(Records from a collection)
>>

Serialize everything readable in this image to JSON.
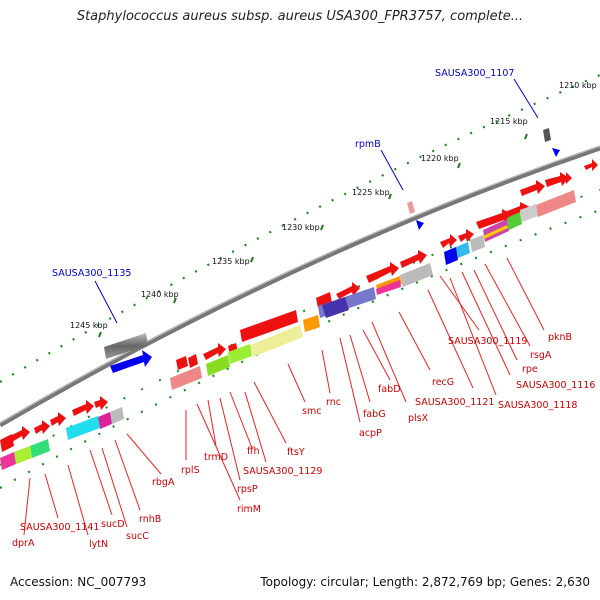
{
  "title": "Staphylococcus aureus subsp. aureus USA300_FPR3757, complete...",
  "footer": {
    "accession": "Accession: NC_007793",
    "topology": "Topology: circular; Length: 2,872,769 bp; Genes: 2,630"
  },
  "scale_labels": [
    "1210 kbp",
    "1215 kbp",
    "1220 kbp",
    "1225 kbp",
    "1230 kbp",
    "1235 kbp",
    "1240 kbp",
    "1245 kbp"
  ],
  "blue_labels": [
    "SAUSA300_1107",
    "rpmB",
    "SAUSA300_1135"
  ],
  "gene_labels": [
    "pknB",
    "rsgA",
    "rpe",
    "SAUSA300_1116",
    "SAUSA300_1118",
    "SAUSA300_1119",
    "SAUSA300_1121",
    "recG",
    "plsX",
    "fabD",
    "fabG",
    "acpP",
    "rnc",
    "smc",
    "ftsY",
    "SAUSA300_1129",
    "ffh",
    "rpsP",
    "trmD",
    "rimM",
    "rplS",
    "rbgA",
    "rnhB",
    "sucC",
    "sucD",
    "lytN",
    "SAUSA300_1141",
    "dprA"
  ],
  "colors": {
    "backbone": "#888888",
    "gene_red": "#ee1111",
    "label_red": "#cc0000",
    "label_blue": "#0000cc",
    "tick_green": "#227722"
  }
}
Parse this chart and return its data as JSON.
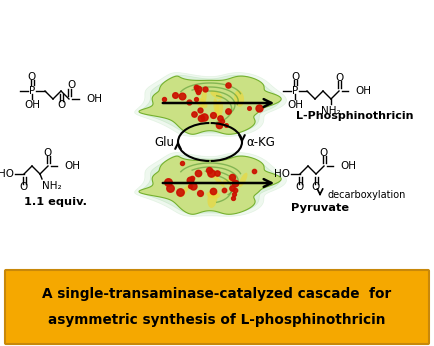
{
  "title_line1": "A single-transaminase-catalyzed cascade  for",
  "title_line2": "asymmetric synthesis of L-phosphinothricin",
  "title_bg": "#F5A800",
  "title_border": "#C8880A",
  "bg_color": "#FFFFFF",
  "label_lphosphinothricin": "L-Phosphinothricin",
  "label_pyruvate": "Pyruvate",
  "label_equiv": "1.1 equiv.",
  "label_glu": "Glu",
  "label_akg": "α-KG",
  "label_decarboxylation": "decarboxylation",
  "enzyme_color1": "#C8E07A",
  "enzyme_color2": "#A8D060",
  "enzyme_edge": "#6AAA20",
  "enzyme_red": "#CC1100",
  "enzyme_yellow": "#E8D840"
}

<<

§ What is required: No pictures should appear in the answer, which is to be the lines from the line with "Parse this chart and return its data as JSON." through the end of the records above, restated exactly.

§ Answer:
Parse this chart and return its data as JSON.
{
  "title_line1": "A single-transaminase-catalyzed cascade  for",
  "title_line2": "asymmetric synthesis of L-phosphinothricin",
  "title_bg": "#F5A800",
  "title_border": "#C8880A",
  "bg_color": "#FFFFFF",
  "label_lphosphinothricin": "L-Phosphinothricin",
  "label_pyruvate": "Pyruvate",
  "label_equiv": "1.1 equiv.",
  "label_glu": "Glu",
  "label_akg": "α-KG",
  "label_decarboxylation": "decarboxylation",
  "enzyme_color1": "#C8E07A",
  "enzyme_color2": "#A8D060",
  "enzyme_edge": "#6AAA20",
  "enzyme_red": "#CC1100",
  "enzyme_yellow": "#E8D840"
}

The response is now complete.